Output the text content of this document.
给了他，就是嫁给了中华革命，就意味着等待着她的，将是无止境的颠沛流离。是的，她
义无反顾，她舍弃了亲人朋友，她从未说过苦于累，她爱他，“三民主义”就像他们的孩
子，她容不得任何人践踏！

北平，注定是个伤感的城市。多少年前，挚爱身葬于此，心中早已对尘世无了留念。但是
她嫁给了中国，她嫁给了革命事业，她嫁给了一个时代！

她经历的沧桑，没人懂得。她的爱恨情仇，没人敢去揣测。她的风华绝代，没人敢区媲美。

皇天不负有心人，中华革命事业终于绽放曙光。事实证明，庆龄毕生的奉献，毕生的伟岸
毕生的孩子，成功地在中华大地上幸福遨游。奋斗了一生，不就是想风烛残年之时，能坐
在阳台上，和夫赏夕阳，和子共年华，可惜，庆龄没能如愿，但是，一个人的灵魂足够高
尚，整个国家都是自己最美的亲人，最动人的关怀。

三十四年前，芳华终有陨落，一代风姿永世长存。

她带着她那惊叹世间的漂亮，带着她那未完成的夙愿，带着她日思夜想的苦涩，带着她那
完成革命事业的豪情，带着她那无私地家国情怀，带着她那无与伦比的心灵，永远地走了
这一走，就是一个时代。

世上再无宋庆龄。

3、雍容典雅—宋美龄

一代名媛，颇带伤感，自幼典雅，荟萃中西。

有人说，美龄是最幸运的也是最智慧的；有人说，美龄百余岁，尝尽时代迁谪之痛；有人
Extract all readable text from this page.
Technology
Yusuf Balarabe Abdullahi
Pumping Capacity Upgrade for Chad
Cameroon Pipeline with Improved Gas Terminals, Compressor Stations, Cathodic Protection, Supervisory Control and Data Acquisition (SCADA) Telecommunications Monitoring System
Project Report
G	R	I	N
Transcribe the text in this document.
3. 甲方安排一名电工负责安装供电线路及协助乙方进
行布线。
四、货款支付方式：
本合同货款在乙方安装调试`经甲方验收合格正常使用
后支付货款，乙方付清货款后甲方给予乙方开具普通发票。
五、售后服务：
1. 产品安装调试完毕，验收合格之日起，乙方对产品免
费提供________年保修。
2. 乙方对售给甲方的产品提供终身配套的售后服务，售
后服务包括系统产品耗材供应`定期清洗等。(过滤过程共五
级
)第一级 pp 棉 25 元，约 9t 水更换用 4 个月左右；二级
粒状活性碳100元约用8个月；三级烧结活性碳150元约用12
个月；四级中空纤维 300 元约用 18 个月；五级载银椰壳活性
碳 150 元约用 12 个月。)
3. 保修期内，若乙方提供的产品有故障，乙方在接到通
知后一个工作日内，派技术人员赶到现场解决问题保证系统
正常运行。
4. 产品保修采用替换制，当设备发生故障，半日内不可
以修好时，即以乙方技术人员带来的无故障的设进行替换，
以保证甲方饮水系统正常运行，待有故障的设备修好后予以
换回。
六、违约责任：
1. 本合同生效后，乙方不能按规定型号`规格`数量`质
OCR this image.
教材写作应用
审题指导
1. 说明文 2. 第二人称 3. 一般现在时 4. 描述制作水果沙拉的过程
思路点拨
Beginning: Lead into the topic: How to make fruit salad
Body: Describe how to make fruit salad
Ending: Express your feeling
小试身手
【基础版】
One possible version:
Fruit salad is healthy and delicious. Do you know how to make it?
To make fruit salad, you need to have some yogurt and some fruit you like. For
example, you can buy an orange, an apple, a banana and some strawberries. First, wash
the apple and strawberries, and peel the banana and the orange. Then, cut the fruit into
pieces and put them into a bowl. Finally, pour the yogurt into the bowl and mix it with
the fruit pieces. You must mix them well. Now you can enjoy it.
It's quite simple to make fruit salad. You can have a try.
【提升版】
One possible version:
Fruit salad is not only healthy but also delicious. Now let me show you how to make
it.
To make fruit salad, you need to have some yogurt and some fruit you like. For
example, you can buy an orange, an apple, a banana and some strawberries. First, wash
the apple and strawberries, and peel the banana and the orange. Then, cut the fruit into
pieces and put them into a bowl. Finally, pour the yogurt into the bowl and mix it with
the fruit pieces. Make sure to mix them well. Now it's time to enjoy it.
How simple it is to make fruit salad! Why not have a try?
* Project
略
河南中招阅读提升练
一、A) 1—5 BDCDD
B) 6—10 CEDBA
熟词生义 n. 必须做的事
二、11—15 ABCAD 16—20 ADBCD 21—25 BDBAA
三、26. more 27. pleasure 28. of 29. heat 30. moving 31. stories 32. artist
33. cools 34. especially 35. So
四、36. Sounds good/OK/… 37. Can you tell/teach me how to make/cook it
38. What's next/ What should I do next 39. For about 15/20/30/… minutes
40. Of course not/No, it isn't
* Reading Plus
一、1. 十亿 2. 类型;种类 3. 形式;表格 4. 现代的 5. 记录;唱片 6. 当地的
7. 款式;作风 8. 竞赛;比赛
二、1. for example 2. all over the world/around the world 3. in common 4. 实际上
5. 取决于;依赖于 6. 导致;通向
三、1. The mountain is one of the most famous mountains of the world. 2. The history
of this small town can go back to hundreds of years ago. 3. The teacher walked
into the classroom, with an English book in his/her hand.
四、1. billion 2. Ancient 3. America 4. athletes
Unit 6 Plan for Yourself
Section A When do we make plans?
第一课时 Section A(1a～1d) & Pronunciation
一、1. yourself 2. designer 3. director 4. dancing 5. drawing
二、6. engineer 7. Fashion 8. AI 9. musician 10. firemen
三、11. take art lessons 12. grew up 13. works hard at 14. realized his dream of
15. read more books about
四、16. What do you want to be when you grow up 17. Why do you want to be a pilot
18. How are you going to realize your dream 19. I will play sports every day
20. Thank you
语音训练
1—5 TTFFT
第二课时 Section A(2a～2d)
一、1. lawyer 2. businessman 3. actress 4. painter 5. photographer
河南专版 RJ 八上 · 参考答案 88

# SHORT EXERCISE
Extract all lines that hold the word "this".

# ANSWER TO THE EXERCISE
Output the text content of this document.
Extract all readable text from this page.
Transcribe the text in this document.
OCR this image.
of this small town can go back to hundreds of years ago. 3. The teacher walked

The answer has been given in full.